═══ LISTED ENTRIES

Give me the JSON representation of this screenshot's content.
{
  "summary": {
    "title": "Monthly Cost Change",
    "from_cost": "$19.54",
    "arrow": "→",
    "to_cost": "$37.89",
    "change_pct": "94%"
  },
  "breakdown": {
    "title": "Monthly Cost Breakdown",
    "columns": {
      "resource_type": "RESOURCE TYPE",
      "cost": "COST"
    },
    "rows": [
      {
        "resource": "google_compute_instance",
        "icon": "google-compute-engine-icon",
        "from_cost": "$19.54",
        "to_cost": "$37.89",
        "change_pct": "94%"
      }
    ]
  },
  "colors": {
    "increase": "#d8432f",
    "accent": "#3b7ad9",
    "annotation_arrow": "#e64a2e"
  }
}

══════

Repeat each record in full; every line must match exactly.

--- THE SOLUTION ---
Give me the JSON representation of this screenshot's content.
{
  "summary": {
    "title": "Monthly Cost Change",
    "from_cost": "$19.54",
    "arrow": "→",
    "to_cost": "$37.89",
    "change_pct": "94%"
  },
  "breakdown": {
    "title": "Monthly Cost Breakdown",
    "columns": {
      "resource_type": "RESOURCE TYPE",
      "cost": "COST"
    },
    "rows": [
      {
        "resource": "google_compute_instance",
        "icon": "google-compute-engine-icon",
        "from_cost": "$19.54",
        "to_cost": "$37.89",
        "change_pct": "94%"
      }
    ]
  },
  "colors": {
    "increase": "#d8432f",
    "accent": "#3b7ad9",
    "annotation_arrow": "#e64a2e"
  }
}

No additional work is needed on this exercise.